EXERCISE INSTRUCTIONS
Count each line below that has "date" anywhere in it. Answer with the total alone.

[START]

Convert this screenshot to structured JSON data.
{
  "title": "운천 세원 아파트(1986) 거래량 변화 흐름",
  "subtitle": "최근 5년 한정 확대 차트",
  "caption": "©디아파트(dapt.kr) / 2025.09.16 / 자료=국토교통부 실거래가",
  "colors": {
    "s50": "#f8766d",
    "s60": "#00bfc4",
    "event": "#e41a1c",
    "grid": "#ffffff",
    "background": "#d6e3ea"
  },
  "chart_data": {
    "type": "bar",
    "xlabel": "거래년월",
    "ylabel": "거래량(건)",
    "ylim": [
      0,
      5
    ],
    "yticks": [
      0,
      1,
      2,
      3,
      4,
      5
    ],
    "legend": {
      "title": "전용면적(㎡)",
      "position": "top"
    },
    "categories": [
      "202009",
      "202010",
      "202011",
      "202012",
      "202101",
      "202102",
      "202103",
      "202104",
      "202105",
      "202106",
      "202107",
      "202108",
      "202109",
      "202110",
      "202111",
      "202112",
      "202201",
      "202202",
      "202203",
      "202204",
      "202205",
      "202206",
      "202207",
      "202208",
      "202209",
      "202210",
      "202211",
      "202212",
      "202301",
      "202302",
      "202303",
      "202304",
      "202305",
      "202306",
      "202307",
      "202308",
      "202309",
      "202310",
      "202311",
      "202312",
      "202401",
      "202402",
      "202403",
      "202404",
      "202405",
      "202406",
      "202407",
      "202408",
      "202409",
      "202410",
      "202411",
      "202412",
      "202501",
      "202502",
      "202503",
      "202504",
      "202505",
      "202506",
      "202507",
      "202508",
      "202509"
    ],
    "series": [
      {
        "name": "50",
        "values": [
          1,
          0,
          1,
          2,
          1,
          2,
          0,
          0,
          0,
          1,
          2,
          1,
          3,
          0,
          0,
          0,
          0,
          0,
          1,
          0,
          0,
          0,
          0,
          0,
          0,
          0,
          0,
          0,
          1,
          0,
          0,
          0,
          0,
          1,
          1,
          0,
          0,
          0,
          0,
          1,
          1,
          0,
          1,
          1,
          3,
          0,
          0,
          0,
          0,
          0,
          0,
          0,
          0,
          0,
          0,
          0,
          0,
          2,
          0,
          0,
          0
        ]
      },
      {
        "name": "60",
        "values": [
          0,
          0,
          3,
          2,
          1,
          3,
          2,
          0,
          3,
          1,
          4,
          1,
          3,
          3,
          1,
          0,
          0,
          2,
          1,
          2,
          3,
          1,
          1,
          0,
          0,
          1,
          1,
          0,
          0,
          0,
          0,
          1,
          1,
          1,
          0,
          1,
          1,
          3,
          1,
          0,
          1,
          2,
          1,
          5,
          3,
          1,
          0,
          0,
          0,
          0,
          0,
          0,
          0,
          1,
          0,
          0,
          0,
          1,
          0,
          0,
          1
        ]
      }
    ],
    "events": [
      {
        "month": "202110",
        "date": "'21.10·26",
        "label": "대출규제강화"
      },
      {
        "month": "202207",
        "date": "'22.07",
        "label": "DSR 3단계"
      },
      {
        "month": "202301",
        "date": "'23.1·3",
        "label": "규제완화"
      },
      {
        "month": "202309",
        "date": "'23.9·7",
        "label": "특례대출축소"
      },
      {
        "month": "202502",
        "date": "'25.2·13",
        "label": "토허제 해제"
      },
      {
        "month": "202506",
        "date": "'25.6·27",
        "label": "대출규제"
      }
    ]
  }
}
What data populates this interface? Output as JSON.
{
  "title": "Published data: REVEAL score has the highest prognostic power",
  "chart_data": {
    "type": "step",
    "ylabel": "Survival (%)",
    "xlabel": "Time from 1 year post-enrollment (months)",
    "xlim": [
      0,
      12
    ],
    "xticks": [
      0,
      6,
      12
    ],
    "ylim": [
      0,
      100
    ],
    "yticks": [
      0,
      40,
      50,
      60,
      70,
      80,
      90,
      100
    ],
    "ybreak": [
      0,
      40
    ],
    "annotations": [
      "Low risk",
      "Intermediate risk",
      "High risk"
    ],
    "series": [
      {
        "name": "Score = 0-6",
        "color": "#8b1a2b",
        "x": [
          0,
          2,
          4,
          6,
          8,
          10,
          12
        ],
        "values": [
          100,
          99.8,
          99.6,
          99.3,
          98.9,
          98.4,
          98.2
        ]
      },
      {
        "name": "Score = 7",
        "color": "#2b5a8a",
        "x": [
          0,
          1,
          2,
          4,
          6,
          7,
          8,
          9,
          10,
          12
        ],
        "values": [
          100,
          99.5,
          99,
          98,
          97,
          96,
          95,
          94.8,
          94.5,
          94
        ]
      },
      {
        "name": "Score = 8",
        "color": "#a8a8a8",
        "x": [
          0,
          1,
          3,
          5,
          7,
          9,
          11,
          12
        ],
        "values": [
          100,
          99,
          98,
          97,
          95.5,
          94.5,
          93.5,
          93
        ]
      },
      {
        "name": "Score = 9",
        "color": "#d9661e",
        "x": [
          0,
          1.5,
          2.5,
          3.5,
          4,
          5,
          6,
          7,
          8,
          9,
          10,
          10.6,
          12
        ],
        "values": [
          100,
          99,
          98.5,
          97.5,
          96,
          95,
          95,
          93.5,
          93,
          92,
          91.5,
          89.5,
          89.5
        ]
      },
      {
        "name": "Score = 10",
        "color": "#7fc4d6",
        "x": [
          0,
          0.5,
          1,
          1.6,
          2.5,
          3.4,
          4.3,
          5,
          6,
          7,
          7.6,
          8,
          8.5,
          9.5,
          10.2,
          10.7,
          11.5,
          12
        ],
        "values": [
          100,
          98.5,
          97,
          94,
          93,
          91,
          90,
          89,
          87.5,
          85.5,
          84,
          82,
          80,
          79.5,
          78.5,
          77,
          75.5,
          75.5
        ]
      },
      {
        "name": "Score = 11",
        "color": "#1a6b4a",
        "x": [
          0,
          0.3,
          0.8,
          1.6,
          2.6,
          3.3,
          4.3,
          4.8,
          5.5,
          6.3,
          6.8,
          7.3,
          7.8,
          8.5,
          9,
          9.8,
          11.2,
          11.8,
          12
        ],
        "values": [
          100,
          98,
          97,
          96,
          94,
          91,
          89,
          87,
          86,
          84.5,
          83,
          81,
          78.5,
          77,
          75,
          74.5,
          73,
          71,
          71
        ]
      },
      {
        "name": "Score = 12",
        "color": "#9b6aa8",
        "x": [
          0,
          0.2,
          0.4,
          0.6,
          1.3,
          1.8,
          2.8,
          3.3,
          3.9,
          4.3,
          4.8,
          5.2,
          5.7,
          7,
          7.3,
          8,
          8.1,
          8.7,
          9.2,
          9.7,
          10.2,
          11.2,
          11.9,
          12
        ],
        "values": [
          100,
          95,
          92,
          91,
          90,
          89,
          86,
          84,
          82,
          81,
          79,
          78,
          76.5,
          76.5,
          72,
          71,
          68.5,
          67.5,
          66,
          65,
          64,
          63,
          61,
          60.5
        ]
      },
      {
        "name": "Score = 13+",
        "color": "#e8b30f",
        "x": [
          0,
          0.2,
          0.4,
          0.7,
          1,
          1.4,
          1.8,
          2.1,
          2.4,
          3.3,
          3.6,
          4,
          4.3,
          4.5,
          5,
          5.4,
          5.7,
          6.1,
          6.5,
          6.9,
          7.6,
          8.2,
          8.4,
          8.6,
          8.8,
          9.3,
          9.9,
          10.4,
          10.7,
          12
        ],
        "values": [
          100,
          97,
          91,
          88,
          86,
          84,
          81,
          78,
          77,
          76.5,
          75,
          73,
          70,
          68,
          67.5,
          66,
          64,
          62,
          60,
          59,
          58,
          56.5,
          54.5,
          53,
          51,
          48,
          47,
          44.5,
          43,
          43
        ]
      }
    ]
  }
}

[END]

WRITTEN SOLUTION
6